* **TASK INSTRUCTIONS**
Gather up every line from the entries below that uses the word "Diseño".
════════════════════
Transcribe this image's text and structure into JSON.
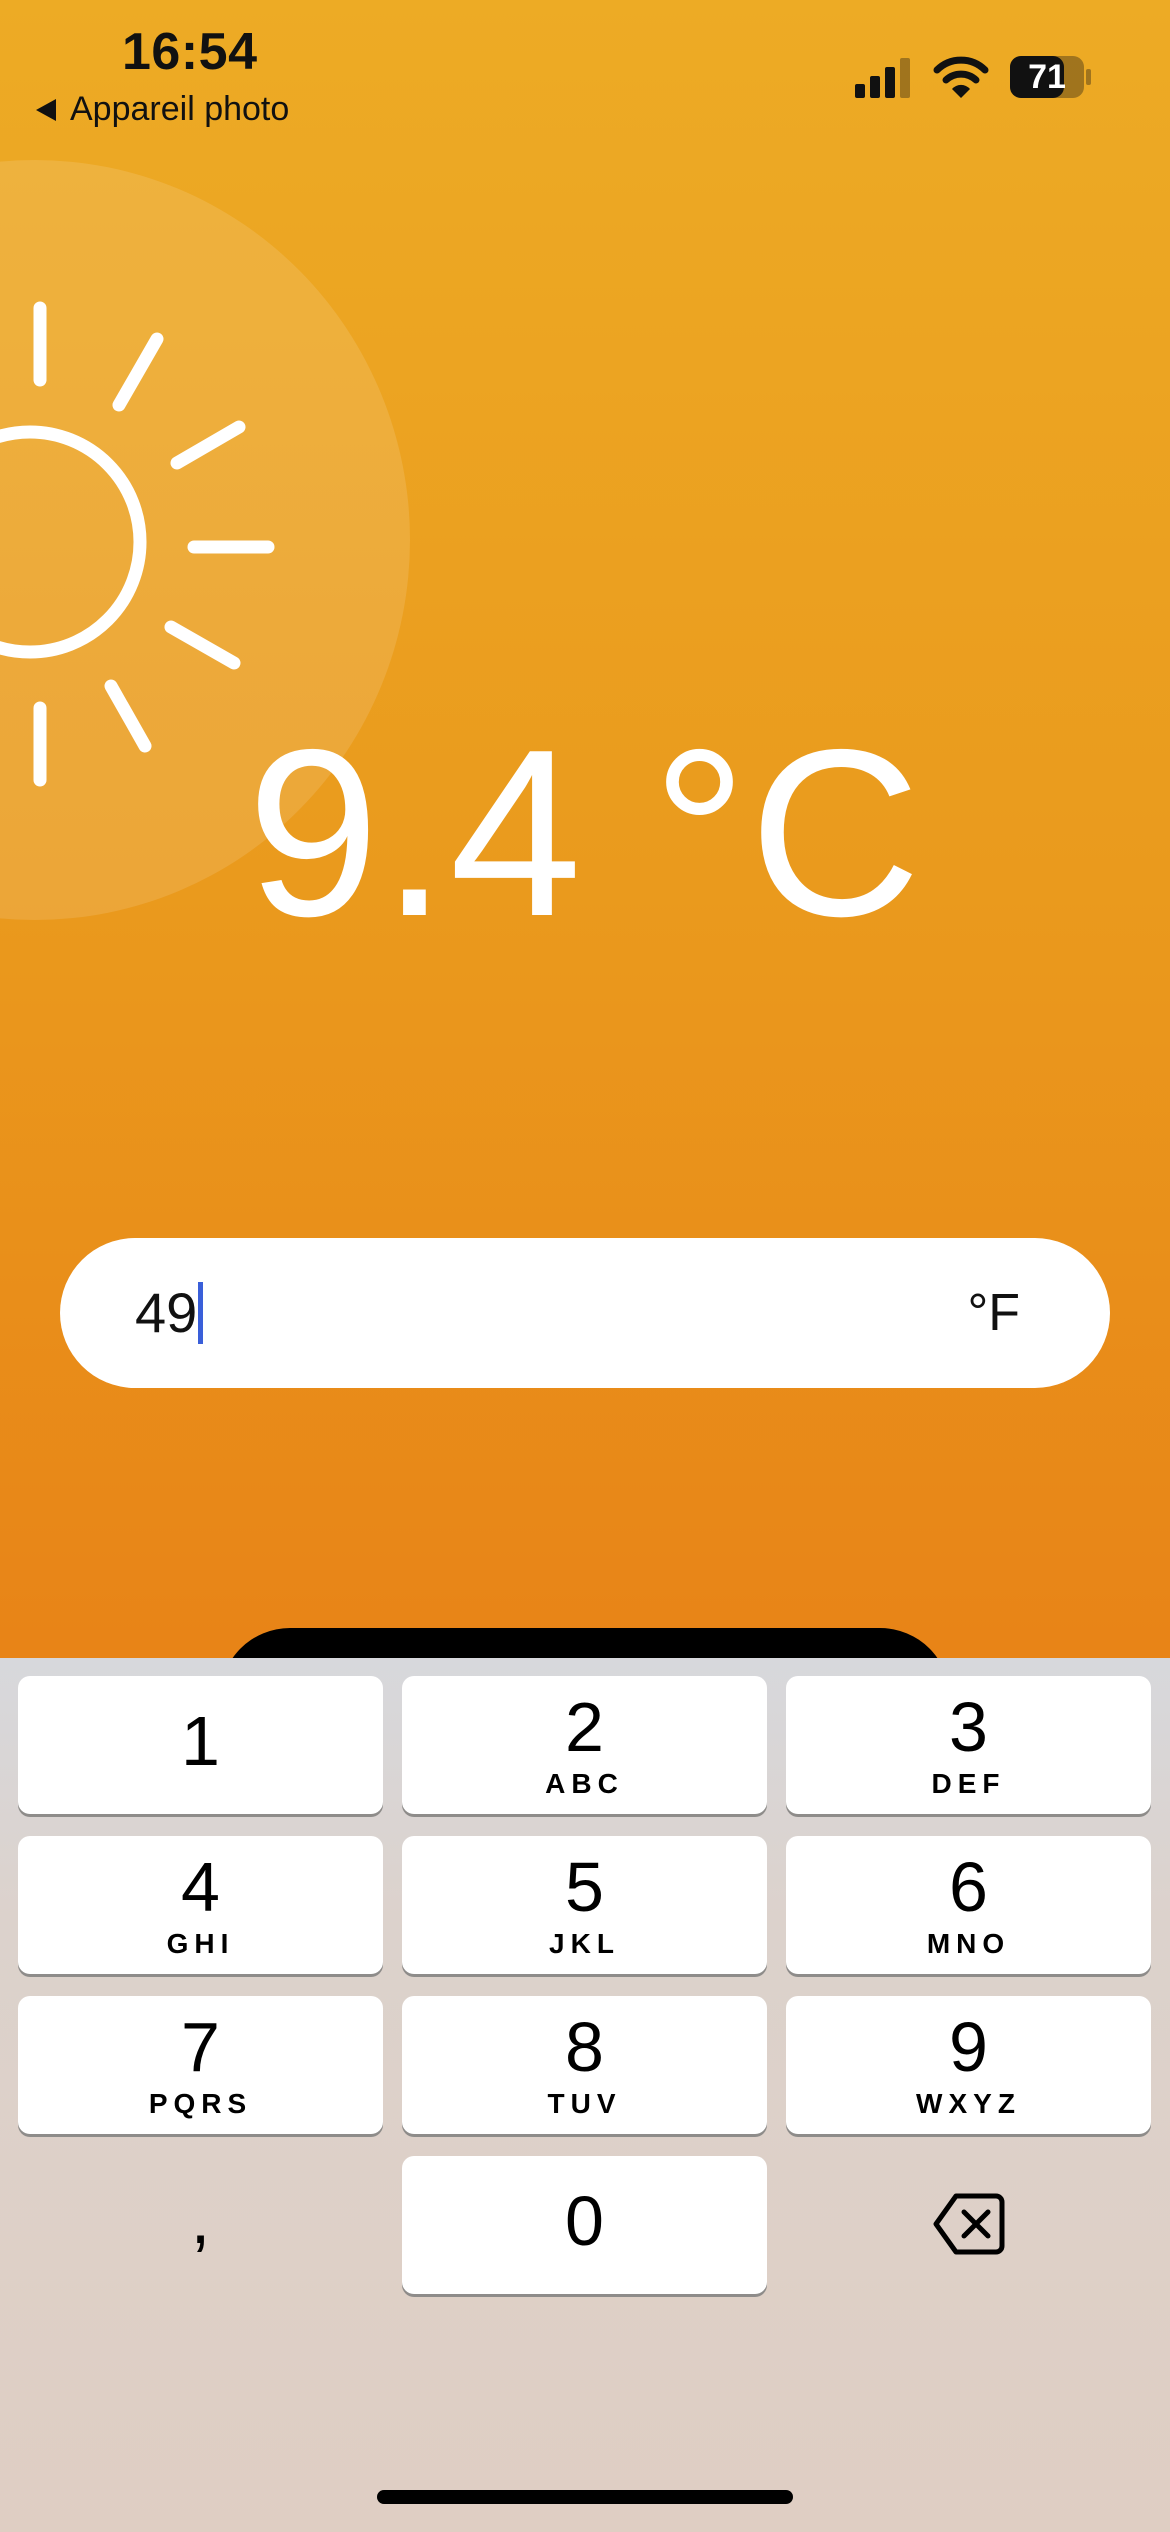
{
  "status_bar": {
    "time": "16:54",
    "back_label": "Appareil photo",
    "battery": "71",
    "icons": [
      "signal-icon",
      "wifi-icon",
      "battery-icon"
    ]
  },
  "weather": {
    "icon": "sun-icon",
    "temperature": "9.4 °C"
  },
  "input": {
    "value": "49",
    "unit": "°F"
  },
  "keyboard": {
    "keys": [
      {
        "digit": "1",
        "letters": ""
      },
      {
        "digit": "2",
        "letters": "ABC"
      },
      {
        "digit": "3",
        "letters": "DEF"
      },
      {
        "digit": "4",
        "letters": "GHI"
      },
      {
        "digit": "5",
        "letters": "JKL"
      },
      {
        "digit": "6",
        "letters": "MNO"
      },
      {
        "digit": "7",
        "letters": "PQRS"
      },
      {
        "digit": "8",
        "letters": "TUV"
      },
      {
        "digit": "9",
        "letters": "WXYZ"
      }
    ],
    "decimal": ",",
    "zero": "0",
    "delete_icon": "delete-backspace-icon"
  },
  "colors": {
    "background_top": "#EDAB25",
    "background_bottom": "#E67914",
    "caret": "#3A5FD9"
  }
}
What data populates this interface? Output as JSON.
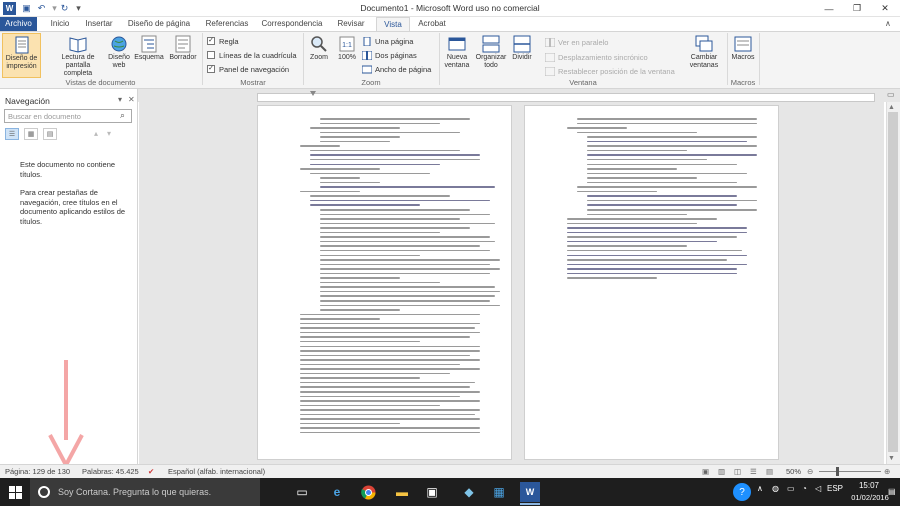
{
  "window": {
    "title": "Documento1 - Microsoft Word uso no comercial"
  },
  "tabs": [
    "Archivo",
    "Inicio",
    "Insertar",
    "Diseño de página",
    "Referencias",
    "Correspondencia",
    "Revisar",
    "Vista",
    "Acrobat"
  ],
  "ribbon": {
    "vistas": {
      "group": "Vistas de documento",
      "buttons": [
        "Diseño de impresión",
        "Lectura de pantalla completa",
        "Diseño web",
        "Esquema",
        "Borrador"
      ]
    },
    "mostrar": {
      "group": "Mostrar",
      "regla": "Regla",
      "lineas": "Líneas de la cuadrícula",
      "panel": "Panel de navegación",
      "regla_checked": true,
      "lineas_checked": false,
      "panel_checked": true
    },
    "zoom": {
      "group": "Zoom",
      "zoom": "Zoom",
      "cien": "100%",
      "una": "Una página",
      "dos": "Dos páginas",
      "ancho": "Ancho de página"
    },
    "ventana": {
      "group": "Ventana",
      "nueva": "Nueva ventana",
      "organizar": "Organizar todo",
      "dividir": "Dividir",
      "paralelo": "Ver en paralelo",
      "sincronico": "Desplazamiento sincrónico",
      "restablecer": "Restablecer posición de la ventana",
      "cambiar": "Cambiar ventanas"
    },
    "macros": {
      "group": "Macros",
      "macros": "Macros"
    }
  },
  "nav": {
    "title": "Navegación",
    "search_placeholder": "Buscar en documento",
    "msg1": "Este documento no contiene títulos.",
    "msg2": "Para crear pestañas de navegación, cree títulos en el documento aplicando estilos de títulos."
  },
  "status": {
    "pagina": "Página: 129 de 130",
    "palabras": "Palabras: 45.425",
    "idioma": "Español (alfab. internacional)",
    "zoom": "50%"
  },
  "taskbar": {
    "cortana": "Soy Cortana. Pregunta lo que quieras.",
    "lang": "ESP",
    "time": "15:07",
    "date": "01/02/2016"
  },
  "colors": {
    "accent": "#2b579a",
    "taskbar": "#1e1e1e",
    "selected": "#fbe2b0",
    "arrow": "#f4a6a6"
  }
}
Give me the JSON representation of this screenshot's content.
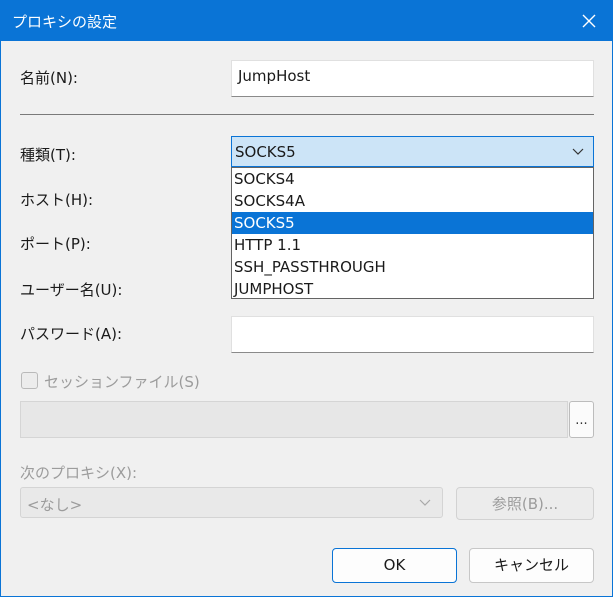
{
  "window": {
    "title": "プロキシの設定",
    "accent": "#0a74d6"
  },
  "form": {
    "name_label": "名前(N):",
    "name_value": "JumpHost",
    "type_label": "種類(T):",
    "type_selected": "SOCKS5",
    "type_options": [
      "SOCKS4",
      "SOCKS4A",
      "SOCKS5",
      "HTTP 1.1",
      "SSH_PASSTHROUGH",
      "JUMPHOST"
    ],
    "host_label": "ホスト(H):",
    "port_label": "ポート(P):",
    "user_label": "ユーザー名(U):",
    "password_label": "パスワード(A):",
    "session_file_label": "セッションファイル(S)",
    "browse_small_label": "...",
    "next_proxy_label": "次のプロキシ(X):",
    "next_proxy_value": "<なし>",
    "browse_label": "参照(B)..."
  },
  "buttons": {
    "ok": "OK",
    "cancel": "キャンセル"
  }
}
════════════════════
* **EXERCISE RESPONSE**
    "Diseño de página",
        "Diseño de impresión",
        "Diseño web",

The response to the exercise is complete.